=== Short exercise ===
Assemble all lines in which the string "JSON" appears.

=== Records shown ===
....................

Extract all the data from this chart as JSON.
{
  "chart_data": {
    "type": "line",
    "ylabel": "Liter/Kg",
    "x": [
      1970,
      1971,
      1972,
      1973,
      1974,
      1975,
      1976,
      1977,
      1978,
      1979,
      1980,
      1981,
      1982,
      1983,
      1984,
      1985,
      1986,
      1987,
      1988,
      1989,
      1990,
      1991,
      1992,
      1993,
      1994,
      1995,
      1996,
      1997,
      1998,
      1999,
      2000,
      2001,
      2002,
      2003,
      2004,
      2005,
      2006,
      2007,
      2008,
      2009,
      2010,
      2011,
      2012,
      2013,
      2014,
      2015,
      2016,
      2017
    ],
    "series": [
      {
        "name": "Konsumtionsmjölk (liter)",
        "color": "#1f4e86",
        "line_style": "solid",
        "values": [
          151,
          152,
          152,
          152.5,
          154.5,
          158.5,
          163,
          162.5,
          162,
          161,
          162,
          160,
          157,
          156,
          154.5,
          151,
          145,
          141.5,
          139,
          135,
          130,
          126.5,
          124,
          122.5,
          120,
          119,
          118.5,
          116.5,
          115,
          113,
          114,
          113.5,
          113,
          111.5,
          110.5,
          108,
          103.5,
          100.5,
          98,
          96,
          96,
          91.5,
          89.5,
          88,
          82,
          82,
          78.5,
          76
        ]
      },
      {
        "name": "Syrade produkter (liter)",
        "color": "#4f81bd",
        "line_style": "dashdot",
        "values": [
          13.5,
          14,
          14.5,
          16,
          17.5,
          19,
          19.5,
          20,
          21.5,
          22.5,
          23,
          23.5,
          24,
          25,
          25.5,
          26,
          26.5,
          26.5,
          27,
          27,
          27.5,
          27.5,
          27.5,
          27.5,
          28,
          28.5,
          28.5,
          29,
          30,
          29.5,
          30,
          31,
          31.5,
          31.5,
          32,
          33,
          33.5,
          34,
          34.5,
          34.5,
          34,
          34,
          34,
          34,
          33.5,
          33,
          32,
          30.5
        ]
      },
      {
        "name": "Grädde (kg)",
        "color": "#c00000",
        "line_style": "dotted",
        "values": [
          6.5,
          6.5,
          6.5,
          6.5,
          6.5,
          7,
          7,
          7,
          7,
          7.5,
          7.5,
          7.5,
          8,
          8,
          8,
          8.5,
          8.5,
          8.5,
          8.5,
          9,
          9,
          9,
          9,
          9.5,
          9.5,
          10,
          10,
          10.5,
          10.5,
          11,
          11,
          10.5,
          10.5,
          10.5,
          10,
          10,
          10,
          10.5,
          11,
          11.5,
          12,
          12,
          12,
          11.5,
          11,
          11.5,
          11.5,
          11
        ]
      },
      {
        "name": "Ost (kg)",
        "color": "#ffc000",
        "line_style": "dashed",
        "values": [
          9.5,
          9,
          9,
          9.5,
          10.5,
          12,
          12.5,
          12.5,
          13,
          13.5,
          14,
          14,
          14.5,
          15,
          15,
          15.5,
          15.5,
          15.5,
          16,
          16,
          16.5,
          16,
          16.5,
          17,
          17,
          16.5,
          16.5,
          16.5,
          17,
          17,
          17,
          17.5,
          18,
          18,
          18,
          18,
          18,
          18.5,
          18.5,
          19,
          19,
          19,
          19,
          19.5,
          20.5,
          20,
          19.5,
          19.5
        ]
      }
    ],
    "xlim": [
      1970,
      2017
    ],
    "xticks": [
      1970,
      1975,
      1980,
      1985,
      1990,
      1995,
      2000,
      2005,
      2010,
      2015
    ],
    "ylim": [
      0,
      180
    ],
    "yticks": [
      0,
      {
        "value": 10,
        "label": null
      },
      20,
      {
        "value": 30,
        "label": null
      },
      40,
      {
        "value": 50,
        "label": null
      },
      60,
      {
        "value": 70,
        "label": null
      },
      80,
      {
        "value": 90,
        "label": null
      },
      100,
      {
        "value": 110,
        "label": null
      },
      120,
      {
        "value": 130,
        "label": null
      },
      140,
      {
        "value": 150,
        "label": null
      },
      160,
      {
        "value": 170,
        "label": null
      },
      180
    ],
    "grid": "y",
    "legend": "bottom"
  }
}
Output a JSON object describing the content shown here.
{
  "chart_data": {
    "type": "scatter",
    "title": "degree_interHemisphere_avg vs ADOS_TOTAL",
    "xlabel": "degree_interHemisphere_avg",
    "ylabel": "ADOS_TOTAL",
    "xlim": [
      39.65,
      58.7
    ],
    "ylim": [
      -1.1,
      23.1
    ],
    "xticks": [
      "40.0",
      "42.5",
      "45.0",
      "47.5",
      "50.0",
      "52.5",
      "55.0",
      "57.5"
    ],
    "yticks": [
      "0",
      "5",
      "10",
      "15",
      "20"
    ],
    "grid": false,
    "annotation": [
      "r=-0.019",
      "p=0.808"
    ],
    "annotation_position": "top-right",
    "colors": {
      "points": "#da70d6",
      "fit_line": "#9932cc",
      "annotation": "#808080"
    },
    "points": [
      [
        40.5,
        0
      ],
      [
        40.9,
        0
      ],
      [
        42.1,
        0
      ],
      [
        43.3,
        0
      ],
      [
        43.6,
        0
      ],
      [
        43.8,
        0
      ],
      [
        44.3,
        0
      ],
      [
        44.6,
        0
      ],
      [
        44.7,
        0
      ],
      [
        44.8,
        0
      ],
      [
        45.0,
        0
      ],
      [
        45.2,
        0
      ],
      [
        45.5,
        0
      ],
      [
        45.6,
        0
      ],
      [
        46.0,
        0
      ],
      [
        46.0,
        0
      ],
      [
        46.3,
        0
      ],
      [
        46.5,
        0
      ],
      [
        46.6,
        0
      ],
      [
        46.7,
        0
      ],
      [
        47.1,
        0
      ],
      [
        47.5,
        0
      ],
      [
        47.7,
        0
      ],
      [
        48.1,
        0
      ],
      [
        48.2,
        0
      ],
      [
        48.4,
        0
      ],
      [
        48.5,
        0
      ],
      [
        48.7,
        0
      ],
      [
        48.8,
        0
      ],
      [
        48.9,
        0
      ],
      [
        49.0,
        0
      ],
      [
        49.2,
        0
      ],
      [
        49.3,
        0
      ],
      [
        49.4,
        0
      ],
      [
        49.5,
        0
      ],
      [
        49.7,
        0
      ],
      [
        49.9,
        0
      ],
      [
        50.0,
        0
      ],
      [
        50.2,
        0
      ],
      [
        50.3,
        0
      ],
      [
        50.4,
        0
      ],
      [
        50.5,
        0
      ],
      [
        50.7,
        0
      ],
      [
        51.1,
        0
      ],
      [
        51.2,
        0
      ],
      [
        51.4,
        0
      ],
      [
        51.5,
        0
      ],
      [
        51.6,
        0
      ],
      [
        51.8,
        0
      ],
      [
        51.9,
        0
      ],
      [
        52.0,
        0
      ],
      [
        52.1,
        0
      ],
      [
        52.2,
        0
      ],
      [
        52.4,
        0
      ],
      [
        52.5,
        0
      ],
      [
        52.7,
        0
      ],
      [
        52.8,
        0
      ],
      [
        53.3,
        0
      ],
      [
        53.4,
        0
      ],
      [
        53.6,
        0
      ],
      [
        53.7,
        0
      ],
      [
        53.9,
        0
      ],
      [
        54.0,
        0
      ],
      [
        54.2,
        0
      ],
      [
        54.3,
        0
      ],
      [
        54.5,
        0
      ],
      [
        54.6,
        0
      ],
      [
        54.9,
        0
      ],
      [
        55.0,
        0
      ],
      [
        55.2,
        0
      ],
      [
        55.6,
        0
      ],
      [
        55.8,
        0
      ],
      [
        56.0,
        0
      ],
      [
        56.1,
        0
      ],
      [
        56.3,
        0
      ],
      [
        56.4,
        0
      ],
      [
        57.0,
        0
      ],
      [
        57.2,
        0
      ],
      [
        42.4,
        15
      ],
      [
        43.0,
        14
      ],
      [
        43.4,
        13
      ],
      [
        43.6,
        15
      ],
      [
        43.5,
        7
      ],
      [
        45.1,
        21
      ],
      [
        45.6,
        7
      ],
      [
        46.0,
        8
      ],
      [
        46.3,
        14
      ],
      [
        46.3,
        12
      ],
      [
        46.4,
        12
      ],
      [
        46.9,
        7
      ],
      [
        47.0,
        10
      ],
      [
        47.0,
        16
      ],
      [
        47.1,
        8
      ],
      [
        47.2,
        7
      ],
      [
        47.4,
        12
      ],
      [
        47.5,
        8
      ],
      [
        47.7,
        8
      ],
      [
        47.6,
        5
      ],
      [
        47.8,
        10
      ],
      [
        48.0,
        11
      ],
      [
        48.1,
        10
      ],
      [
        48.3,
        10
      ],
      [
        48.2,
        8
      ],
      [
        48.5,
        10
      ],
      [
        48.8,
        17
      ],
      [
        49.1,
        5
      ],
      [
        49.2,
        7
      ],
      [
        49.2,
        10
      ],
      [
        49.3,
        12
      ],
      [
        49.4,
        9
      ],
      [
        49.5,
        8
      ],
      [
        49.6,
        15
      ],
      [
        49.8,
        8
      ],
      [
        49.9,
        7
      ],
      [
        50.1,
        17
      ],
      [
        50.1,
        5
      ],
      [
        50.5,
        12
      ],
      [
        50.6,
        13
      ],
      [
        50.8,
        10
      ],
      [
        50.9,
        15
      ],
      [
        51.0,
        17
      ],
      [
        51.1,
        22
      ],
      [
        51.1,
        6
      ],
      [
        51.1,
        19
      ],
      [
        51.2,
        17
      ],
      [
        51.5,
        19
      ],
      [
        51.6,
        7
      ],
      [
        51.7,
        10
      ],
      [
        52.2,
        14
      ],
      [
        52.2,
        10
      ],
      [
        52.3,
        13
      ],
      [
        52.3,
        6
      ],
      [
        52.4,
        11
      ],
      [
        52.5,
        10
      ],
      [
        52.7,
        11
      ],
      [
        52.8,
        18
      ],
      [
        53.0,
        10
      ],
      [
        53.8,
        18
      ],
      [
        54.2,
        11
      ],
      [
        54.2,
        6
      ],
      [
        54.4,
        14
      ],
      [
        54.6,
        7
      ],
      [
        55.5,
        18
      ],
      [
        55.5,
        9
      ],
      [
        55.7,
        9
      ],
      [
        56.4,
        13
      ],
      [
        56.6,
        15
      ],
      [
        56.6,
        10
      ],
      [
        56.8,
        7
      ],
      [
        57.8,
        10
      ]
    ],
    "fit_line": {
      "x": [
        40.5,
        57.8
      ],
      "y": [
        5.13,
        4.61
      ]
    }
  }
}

....................

=== Written answer ===
Extract all the data from this chart as JSON.
Output a JSON object describing the content shown here.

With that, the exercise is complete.